>> START TASK INPUTS

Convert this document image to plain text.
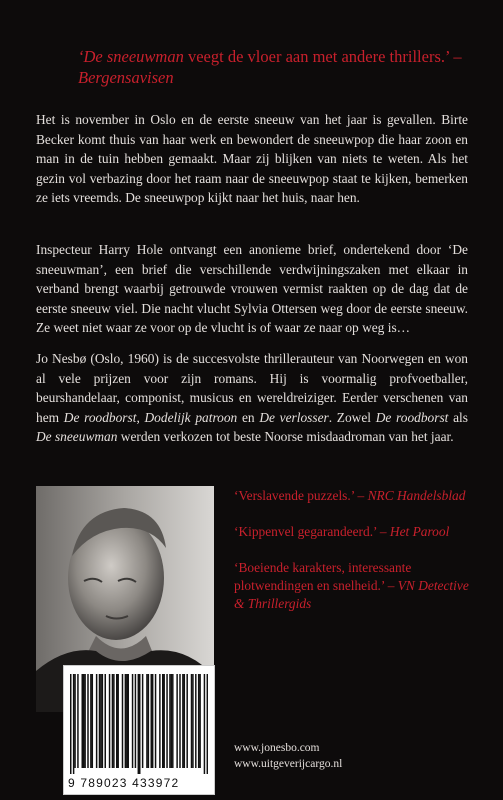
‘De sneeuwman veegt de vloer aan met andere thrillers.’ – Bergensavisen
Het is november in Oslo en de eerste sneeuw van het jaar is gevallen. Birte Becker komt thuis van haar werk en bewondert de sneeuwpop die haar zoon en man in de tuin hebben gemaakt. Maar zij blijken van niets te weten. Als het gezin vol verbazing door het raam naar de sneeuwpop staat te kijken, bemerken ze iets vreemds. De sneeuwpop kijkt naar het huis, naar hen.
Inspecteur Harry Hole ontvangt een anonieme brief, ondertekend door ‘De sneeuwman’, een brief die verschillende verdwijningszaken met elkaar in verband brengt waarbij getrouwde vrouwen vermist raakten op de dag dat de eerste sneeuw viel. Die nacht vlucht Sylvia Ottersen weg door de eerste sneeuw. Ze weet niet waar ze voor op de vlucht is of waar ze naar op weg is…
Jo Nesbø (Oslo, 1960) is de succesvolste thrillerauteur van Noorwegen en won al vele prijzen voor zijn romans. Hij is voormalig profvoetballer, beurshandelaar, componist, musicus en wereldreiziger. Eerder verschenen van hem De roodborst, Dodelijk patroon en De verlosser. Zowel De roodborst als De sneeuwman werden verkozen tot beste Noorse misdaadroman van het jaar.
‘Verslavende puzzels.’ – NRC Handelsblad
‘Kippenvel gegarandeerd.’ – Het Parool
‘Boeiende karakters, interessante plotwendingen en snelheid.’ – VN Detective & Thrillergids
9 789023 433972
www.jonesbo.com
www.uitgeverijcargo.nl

>> END TASK INPUTS
>> START TASK INPUTS

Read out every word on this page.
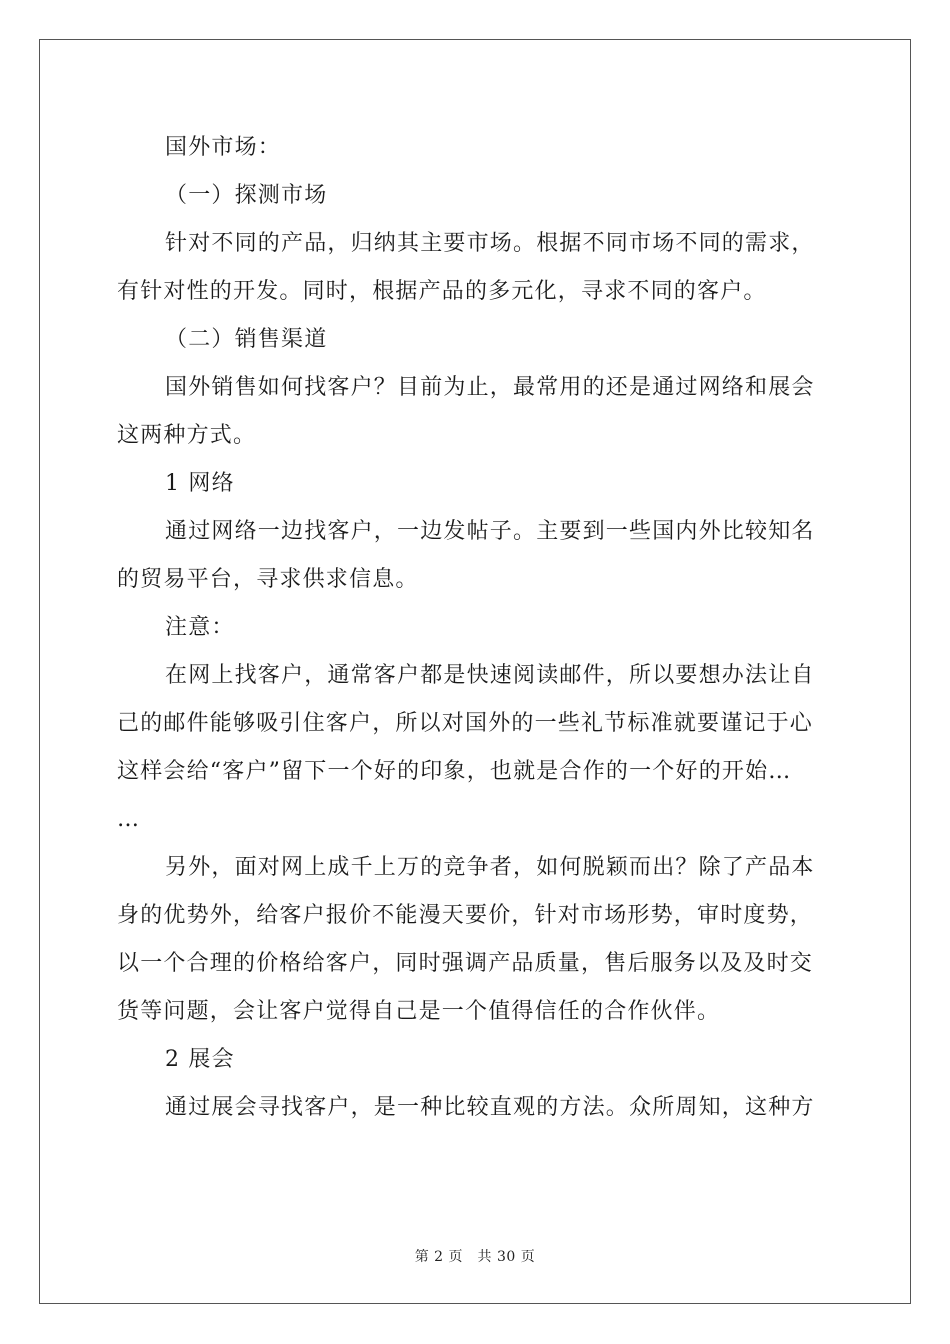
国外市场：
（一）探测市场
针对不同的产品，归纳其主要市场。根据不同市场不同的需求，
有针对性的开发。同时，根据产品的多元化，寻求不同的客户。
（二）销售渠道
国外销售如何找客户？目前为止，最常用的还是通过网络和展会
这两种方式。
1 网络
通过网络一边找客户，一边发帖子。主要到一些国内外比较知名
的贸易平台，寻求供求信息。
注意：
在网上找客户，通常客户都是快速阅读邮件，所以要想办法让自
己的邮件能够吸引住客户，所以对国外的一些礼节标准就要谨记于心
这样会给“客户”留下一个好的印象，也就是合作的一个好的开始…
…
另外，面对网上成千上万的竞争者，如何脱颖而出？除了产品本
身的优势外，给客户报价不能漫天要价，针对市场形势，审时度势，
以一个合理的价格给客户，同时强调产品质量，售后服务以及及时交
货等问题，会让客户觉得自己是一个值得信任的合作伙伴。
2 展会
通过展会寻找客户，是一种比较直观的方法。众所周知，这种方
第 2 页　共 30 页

>> END TASK INPUTS
>> START TASK INPUTS

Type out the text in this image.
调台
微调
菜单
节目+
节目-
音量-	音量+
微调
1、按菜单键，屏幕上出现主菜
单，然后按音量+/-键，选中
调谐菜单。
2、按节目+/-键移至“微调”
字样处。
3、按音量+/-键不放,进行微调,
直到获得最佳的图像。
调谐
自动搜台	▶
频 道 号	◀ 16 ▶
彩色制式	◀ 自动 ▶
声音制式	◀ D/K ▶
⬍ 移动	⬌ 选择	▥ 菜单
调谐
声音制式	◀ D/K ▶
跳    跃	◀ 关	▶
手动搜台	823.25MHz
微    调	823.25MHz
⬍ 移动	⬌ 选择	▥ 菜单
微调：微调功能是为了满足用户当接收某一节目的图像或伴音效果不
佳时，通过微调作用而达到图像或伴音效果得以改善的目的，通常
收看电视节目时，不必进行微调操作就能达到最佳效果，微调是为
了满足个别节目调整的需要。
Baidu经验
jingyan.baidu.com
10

>> END TASK INPUTS

WHAT IS ASKED: Output nothing but the number of lines in the data containing the string "image".

PROBLEM SOLUTION: 2